> **SET EXERCISE**:
Exactly repeat the material, dropping every picture from the copy.

> **RECORDS SHOWN**:
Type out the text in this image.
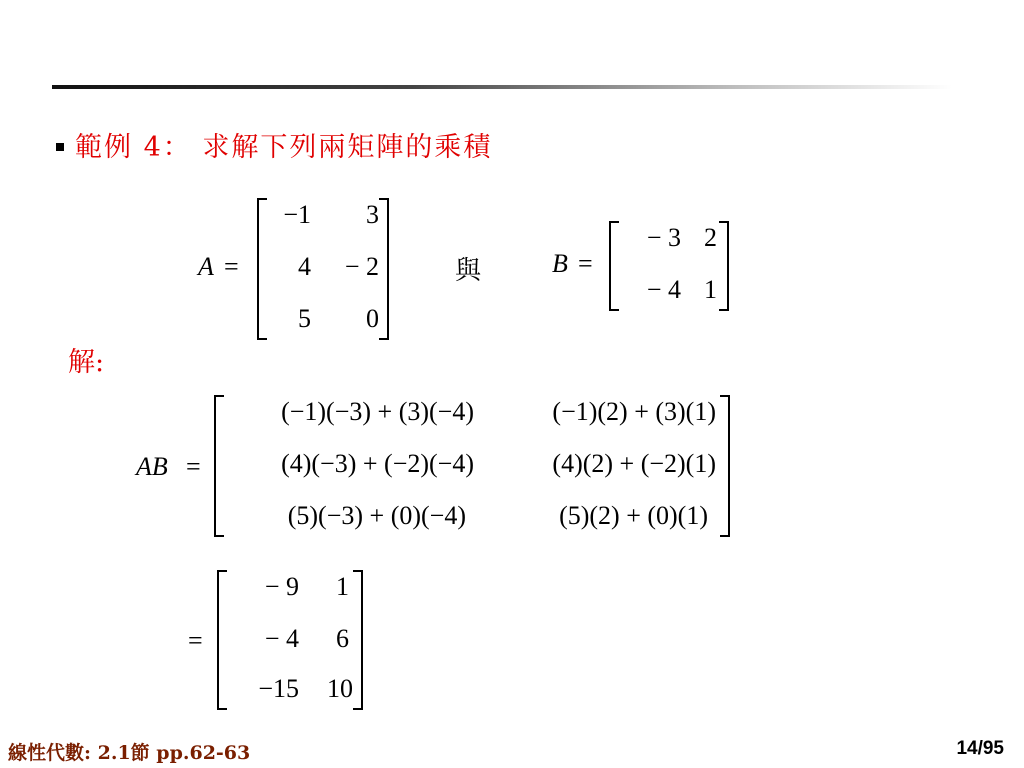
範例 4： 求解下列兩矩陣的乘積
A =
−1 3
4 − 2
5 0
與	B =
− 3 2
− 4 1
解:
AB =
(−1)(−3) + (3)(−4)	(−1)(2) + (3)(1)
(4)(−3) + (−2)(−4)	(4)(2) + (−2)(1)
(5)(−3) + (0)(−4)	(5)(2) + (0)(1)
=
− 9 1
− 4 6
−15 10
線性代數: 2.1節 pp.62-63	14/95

> **OUTPUT FOR THIS TASK**:
Type out the text in this image.
範例 4： 求解下列兩矩陣的乘積
A =
−1 3
4 − 2
5 0
與	B =
− 3 2
− 4 1
解:
AB =
(−1)(−3) + (3)(−4)	(−1)(2) + (3)(1)
(4)(−3) + (−2)(−4)	(4)(2) + (−2)(1)
(5)(−3) + (0)(−4)	(5)(2) + (0)(1)
=
− 9 1
− 4 6
−15 10
線性代數: 2.1節 pp.62-63	14/95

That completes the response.